## The task:
Could you extract every entry below and reproduce it exactly?

====== Provided material

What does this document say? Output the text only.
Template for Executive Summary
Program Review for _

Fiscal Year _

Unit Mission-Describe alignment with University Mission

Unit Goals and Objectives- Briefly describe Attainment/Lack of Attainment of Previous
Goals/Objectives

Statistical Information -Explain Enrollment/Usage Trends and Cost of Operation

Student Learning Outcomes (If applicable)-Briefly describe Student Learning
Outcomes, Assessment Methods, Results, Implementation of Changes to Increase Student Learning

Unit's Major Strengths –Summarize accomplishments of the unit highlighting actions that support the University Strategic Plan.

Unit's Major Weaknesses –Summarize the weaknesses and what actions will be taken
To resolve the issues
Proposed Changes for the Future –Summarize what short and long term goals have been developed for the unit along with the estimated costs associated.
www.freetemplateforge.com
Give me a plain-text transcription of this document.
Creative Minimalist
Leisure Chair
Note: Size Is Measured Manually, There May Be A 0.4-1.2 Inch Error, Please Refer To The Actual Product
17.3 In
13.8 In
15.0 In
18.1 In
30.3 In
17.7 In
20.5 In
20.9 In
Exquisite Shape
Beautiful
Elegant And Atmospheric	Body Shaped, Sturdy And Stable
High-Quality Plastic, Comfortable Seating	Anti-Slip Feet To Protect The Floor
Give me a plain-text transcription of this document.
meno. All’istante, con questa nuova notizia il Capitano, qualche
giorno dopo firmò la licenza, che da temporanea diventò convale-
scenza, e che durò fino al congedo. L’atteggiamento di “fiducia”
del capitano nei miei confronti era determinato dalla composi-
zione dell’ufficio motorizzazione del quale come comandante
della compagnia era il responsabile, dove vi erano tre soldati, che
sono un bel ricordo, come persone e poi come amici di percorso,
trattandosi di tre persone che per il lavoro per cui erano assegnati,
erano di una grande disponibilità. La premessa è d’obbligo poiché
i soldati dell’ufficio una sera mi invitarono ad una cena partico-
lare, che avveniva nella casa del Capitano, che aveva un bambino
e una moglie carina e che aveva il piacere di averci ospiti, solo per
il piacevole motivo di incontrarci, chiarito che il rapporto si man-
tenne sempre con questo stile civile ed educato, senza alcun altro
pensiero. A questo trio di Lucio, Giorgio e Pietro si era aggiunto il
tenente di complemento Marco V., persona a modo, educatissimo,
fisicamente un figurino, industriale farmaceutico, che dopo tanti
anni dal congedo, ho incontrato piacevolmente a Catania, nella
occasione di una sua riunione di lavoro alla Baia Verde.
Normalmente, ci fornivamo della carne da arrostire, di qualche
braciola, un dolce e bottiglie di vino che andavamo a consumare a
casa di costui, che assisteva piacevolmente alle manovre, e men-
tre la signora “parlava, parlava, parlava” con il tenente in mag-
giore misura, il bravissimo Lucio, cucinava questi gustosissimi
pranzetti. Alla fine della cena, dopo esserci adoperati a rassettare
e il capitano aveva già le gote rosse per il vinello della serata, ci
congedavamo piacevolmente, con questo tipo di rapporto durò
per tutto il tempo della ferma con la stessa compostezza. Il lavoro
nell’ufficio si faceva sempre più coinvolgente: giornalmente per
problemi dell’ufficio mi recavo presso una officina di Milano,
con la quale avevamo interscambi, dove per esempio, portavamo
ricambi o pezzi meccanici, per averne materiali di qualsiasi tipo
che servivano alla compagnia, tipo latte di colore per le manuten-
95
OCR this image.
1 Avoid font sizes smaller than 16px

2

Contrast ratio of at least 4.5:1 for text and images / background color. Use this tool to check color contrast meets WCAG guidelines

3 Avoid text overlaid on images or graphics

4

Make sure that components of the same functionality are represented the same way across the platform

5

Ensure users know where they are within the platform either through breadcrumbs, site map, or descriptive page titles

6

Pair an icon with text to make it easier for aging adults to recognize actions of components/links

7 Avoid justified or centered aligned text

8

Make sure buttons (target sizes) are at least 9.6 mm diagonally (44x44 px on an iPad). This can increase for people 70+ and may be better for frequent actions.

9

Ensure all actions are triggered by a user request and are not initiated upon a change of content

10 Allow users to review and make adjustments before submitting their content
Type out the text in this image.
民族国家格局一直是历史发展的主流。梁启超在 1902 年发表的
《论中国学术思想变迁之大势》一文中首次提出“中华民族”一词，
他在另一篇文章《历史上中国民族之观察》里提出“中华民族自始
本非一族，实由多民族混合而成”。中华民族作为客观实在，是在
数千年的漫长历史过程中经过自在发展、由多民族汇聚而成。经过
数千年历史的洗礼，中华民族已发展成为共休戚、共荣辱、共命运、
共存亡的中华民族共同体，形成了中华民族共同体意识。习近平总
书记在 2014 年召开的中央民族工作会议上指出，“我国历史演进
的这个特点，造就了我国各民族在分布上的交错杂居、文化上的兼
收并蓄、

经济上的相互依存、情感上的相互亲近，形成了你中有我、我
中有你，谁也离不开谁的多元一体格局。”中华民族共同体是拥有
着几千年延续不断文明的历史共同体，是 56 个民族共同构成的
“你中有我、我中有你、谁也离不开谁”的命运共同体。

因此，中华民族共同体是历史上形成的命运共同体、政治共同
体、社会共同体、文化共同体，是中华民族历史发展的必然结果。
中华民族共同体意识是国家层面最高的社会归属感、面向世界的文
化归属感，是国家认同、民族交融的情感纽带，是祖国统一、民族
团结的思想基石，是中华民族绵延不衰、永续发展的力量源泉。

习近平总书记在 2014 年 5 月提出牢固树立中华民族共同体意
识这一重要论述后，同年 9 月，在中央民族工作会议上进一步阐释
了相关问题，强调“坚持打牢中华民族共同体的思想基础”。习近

============

## Final result:
What does this document say? Output the text only.
Template for Executive Summary
Program Review for _

Fiscal Year _

Unit Mission-Describe alignment with University Mission

Unit Goals and Objectives- Briefly describe Attainment/Lack of Attainment of Previous
Goals/Objectives

Statistical Information -Explain Enrollment/Usage Trends and Cost of Operation

Student Learning Outcomes (If applicable)-Briefly describe Student Learning
Outcomes, Assessment Methods, Results, Implementation of Changes to Increase Student Learning

Unit's Major Strengths –Summarize accomplishments of the unit highlighting actions that support the University Strategic Plan.

Unit's Major Weaknesses –Summarize the weaknesses and what actions will be taken
To resolve the issues
Proposed Changes for the Future –Summarize what short and long term goals have been developed for the unit along with the estimated costs associated.
www.freetemplateforge.com
Give me a plain-text transcription of this document.
Creative Minimalist
Leisure Chair
Note: Size Is Measured Manually, There May Be A 0.4-1.2 Inch Error, Please Refer To The Actual Product
17.3 In
13.8 In
15.0 In
18.1 In
30.3 In
17.7 In
20.5 In
20.9 In
Exquisite Shape
Beautiful
Elegant And Atmospheric	Body Shaped, Sturdy And Stable
High-Quality Plastic, Comfortable Seating	Anti-Slip Feet To Protect The Floor
Give me a plain-text transcription of this document.
meno. All’istante, con questa nuova notizia il Capitano, qualche
giorno dopo firmò la licenza, che da temporanea diventò convale-
scenza, e che durò fino al congedo. L’atteggiamento di “fiducia”
del capitano nei miei confronti era determinato dalla composi-
zione dell’ufficio motorizzazione del quale come comandante
della compagnia era il responsabile, dove vi erano tre soldati, che
sono un bel ricordo, come persone e poi come amici di percorso,
trattandosi di tre persone che per il lavoro per cui erano assegnati,
erano di una grande disponibilità. La premessa è d’obbligo poiché
i soldati dell’ufficio una sera mi invitarono ad una cena partico-
lare, che avveniva nella casa del Capitano, che aveva un bambino
e una moglie carina e che aveva il piacere di averci ospiti, solo per
il piacevole motivo di incontrarci, chiarito che il rapporto si man-
tenne sempre con questo stile civile ed educato, senza alcun altro
pensiero. A questo trio di Lucio, Giorgio e Pietro si era aggiunto il
tenente di complemento Marco V., persona a modo, educatissimo,
fisicamente un figurino, industriale farmaceutico, che dopo tanti
anni dal congedo, ho incontrato piacevolmente a Catania, nella
occasione di una sua riunione di lavoro alla Baia Verde.
Normalmente, ci fornivamo della carne da arrostire, di qualche
braciola, un dolce e bottiglie di vino che andavamo a consumare a
casa di costui, che assisteva piacevolmente alle manovre, e men-
tre la signora “parlava, parlava, parlava” con il tenente in mag-
giore misura, il bravissimo Lucio, cucinava questi gustosissimi
pranzetti. Alla fine della cena, dopo esserci adoperati a rassettare
e il capitano aveva già le gote rosse per il vinello della serata, ci
congedavamo piacevolmente, con questo tipo di rapporto durò
per tutto il tempo della ferma con la stessa compostezza. Il lavoro
nell’ufficio si faceva sempre più coinvolgente: giornalmente per
problemi dell’ufficio mi recavo presso una officina di Milano,
con la quale avevamo interscambi, dove per esempio, portavamo
ricambi o pezzi meccanici, per averne materiali di qualsiasi tipo
che servivano alla compagnia, tipo latte di colore per le manuten-
95
OCR this image.
1 Avoid font sizes smaller than 16px

2

Contrast ratio of at least 4.5:1 for text and images / background color. Use this tool to check color contrast meets WCAG guidelines

3 Avoid text overlaid on images or graphics

4

Make sure that components of the same functionality are represented the same way across the platform

5

Ensure users know where they are within the platform either through breadcrumbs, site map, or descriptive page titles

6

Pair an icon with text to make it easier for aging adults to recognize actions of components/links

7 Avoid justified or centered aligned text

8

Make sure buttons (target sizes) are at least 9.6 mm diagonally (44x44 px on an iPad). This can increase for people 70+ and may be better for frequent actions.

9

Ensure all actions are triggered by a user request and are not initiated upon a change of content

10 Allow users to review and make adjustments before submitting their content
Type out the text in this image.
民族国家格局一直是历史发展的主流。梁启超在 1902 年发表的
《论中国学术思想变迁之大势》一文中首次提出“中华民族”一词，
他在另一篇文章《历史上中国民族之观察》里提出“中华民族自始
本非一族，实由多民族混合而成”。中华民族作为客观实在，是在
数千年的漫长历史过程中经过自在发展、由多民族汇聚而成。经过
数千年历史的洗礼，中华民族已发展成为共休戚、共荣辱、共命运、
共存亡的中华民族共同体，形成了中华民族共同体意识。习近平总
书记在 2014 年召开的中央民族工作会议上指出，“我国历史演进
的这个特点，造就了我国各民族在分布上的交错杂居、文化上的兼
收并蓄、

经济上的相互依存、情感上的相互亲近，形成了你中有我、我
中有你，谁也离不开谁的多元一体格局。”中华民族共同体是拥有
着几千年延续不断文明的历史共同体，是 56 个民族共同构成的
“你中有我、我中有你、谁也离不开谁”的命运共同体。

因此，中华民族共同体是历史上形成的命运共同体、政治共同
体、社会共同体、文化共同体，是中华民族历史发展的必然结果。
中华民族共同体意识是国家层面最高的社会归属感、面向世界的文
化归属感，是国家认同、民族交融的情感纽带，是祖国统一、民族
团结的思想基石，是中华民族绵延不衰、永续发展的力量源泉。

习近平总书记在 2014 年 5 月提出牢固树立中华民族共同体意
识这一重要论述后，同年 9 月，在中央民族工作会议上进一步阐释
了相关问题，强调“坚持打牢中华民族共同体的思想基础”。习近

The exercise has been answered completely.